## SHORT TASK
In the records below, work out how many lines hold the word "title". Report the number alone.
## Start
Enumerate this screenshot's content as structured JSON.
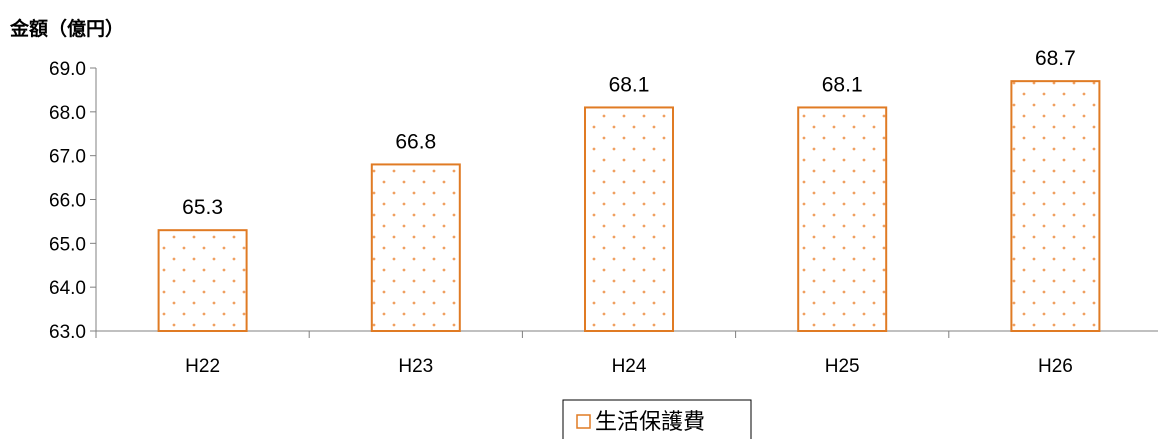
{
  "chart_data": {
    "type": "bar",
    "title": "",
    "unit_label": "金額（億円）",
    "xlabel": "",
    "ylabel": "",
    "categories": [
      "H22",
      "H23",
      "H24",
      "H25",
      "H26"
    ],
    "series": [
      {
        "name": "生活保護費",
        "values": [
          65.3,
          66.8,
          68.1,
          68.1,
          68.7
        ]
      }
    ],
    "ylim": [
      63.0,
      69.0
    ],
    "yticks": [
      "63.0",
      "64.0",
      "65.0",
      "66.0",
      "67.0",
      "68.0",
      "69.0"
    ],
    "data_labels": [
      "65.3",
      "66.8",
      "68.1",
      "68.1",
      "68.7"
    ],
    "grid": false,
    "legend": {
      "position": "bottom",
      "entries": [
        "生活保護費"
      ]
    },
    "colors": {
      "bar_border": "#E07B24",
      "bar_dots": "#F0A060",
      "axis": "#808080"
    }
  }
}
## End
## Start
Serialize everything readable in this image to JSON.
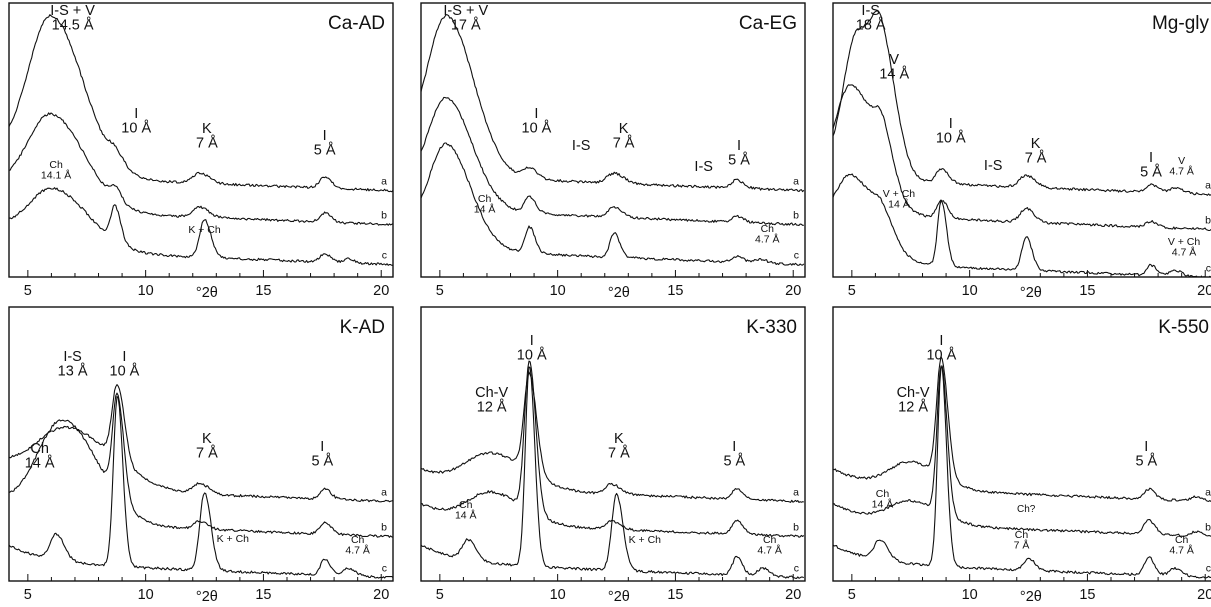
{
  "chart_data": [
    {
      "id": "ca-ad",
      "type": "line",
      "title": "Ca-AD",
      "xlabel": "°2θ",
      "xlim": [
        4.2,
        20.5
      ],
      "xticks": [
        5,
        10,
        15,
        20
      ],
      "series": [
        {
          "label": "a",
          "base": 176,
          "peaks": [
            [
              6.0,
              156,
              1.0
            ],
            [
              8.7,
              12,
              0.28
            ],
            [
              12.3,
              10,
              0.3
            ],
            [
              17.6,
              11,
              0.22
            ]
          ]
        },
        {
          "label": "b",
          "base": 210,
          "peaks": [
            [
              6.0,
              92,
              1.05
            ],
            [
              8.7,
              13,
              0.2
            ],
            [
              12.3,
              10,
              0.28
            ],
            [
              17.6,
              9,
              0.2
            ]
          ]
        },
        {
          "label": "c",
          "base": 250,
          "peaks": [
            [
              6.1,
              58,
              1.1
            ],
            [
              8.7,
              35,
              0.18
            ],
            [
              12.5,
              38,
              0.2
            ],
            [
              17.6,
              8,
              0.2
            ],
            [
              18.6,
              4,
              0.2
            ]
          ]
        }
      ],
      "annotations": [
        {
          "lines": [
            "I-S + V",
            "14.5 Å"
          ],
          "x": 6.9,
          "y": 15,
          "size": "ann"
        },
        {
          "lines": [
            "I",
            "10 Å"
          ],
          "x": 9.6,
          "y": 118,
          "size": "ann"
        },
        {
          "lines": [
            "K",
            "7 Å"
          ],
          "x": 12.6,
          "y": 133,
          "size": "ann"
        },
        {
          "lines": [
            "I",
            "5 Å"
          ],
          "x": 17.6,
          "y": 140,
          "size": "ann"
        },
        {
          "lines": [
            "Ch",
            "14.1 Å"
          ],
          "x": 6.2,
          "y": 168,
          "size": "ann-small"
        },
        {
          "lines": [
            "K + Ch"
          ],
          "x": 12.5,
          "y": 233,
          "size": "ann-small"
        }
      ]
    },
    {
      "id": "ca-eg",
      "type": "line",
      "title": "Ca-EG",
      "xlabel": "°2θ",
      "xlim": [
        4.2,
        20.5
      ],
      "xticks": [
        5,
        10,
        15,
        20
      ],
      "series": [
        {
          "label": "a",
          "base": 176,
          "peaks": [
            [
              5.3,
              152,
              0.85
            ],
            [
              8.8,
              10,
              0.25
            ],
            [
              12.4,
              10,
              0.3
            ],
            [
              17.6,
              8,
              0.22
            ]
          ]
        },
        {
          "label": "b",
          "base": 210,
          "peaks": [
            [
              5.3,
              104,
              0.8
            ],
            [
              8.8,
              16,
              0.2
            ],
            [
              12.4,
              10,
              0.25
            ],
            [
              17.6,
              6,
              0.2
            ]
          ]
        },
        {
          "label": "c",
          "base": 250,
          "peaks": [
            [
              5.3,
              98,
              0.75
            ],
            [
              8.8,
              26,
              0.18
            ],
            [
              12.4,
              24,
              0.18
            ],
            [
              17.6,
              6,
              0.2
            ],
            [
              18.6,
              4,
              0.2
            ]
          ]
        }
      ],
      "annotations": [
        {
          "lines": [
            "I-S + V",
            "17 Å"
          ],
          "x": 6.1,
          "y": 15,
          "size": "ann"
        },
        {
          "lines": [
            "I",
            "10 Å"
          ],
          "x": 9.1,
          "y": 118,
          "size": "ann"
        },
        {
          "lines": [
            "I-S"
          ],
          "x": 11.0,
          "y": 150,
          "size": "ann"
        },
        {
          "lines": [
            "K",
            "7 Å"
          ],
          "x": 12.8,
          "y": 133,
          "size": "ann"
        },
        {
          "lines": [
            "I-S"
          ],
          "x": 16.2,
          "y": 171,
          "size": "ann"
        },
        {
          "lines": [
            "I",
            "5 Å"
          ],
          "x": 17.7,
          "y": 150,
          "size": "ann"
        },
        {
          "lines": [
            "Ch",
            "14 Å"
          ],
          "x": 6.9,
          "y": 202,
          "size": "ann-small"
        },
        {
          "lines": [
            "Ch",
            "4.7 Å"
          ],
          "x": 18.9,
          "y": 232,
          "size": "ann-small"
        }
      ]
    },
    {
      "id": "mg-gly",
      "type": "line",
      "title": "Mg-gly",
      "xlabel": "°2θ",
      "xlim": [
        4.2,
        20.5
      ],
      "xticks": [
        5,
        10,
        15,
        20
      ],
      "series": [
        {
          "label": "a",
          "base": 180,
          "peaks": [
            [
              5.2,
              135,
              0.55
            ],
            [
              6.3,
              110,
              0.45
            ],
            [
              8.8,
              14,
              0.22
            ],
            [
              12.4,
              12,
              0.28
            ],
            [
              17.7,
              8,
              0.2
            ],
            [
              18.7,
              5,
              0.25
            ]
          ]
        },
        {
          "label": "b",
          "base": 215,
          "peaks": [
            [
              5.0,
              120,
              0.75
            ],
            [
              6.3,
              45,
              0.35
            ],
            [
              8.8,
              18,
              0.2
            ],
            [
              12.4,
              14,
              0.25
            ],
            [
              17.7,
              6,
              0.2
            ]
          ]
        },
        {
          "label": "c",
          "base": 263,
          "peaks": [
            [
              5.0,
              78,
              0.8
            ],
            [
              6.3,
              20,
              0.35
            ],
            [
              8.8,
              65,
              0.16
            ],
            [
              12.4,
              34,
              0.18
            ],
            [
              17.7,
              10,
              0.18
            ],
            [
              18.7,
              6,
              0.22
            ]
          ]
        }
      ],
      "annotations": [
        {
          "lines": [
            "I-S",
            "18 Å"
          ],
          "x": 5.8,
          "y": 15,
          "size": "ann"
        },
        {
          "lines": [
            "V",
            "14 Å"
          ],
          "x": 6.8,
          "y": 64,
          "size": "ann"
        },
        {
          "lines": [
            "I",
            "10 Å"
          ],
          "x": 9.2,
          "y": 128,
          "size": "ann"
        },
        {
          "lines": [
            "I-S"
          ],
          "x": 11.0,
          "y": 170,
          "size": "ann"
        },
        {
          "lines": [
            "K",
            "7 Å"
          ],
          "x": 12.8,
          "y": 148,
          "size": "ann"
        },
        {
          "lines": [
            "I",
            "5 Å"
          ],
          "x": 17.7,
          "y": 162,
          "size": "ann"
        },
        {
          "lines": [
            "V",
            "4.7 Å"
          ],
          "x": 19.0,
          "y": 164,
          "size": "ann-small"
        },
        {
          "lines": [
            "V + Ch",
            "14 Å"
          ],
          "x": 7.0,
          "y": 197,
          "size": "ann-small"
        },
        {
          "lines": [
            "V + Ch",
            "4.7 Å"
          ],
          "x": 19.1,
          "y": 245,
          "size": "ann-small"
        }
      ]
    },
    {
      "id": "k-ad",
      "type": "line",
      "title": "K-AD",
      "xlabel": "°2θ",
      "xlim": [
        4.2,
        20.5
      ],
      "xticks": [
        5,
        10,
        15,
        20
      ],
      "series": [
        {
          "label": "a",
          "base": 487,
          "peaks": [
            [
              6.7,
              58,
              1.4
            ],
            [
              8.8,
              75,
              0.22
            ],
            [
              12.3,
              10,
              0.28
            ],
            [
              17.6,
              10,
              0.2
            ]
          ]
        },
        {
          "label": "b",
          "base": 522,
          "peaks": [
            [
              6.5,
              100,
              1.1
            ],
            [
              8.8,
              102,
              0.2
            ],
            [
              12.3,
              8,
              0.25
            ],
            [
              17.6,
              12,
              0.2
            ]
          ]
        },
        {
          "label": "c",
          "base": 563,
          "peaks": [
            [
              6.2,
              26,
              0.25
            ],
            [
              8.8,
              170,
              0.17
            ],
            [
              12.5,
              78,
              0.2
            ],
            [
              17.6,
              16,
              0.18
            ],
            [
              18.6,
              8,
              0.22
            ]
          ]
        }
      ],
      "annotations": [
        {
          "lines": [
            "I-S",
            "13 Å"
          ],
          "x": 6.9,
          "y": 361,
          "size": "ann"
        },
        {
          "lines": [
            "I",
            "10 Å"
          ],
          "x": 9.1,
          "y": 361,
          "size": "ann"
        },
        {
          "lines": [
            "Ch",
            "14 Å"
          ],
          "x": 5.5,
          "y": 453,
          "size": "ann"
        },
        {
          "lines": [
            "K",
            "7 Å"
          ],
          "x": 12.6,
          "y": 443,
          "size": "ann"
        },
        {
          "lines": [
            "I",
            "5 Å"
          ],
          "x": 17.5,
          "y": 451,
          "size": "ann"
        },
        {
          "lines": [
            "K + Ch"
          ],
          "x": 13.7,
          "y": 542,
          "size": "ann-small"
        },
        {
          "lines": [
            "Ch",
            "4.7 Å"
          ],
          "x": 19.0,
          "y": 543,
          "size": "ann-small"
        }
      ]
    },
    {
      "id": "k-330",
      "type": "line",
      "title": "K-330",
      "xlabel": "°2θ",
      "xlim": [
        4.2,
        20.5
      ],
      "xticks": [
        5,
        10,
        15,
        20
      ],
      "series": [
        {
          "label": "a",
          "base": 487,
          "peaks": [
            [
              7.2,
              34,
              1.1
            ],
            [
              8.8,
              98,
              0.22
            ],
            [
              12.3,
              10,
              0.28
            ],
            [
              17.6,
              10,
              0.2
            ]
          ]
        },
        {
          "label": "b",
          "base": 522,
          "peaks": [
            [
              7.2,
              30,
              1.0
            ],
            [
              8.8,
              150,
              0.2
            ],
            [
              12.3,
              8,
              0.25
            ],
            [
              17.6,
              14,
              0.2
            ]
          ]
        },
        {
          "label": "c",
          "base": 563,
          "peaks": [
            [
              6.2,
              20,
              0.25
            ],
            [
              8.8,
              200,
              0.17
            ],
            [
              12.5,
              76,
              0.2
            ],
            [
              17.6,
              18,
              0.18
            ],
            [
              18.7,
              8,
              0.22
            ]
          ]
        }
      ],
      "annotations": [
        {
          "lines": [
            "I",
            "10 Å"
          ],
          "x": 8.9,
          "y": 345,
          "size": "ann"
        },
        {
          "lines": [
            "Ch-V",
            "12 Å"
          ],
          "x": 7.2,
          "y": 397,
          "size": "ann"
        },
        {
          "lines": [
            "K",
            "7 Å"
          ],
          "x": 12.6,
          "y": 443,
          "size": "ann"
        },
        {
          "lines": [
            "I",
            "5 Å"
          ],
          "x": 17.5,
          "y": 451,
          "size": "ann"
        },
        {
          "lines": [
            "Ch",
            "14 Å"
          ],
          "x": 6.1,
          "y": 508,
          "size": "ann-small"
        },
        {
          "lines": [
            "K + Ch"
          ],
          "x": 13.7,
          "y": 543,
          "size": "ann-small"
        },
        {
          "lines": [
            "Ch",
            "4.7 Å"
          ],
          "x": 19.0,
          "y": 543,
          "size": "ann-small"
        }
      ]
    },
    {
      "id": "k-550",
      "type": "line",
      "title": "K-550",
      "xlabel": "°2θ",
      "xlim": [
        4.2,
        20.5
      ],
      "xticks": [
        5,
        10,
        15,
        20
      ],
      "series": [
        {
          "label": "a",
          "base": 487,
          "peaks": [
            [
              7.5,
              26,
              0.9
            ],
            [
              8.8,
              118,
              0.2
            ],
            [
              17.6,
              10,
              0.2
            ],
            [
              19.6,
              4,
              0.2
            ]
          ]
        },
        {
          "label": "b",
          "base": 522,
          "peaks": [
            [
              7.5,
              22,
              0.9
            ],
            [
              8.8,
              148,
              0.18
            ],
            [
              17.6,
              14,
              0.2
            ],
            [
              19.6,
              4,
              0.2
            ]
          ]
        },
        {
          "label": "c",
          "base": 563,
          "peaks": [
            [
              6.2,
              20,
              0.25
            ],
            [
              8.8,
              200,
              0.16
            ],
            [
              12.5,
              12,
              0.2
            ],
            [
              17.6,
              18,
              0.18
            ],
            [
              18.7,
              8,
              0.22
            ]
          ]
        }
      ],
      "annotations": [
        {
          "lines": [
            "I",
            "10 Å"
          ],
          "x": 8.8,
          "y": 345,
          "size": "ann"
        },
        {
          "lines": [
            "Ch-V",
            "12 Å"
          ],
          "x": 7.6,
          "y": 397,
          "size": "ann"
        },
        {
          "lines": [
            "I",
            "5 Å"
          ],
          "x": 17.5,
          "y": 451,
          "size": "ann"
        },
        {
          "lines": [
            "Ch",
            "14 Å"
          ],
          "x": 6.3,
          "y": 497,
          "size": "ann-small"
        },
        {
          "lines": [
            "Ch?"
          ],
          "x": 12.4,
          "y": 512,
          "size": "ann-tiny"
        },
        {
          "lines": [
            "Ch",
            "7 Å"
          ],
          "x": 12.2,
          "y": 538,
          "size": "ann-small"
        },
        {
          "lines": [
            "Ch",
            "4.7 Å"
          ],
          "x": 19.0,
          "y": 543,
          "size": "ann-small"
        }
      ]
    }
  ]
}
## End
## ANSWER TO THE TASK
7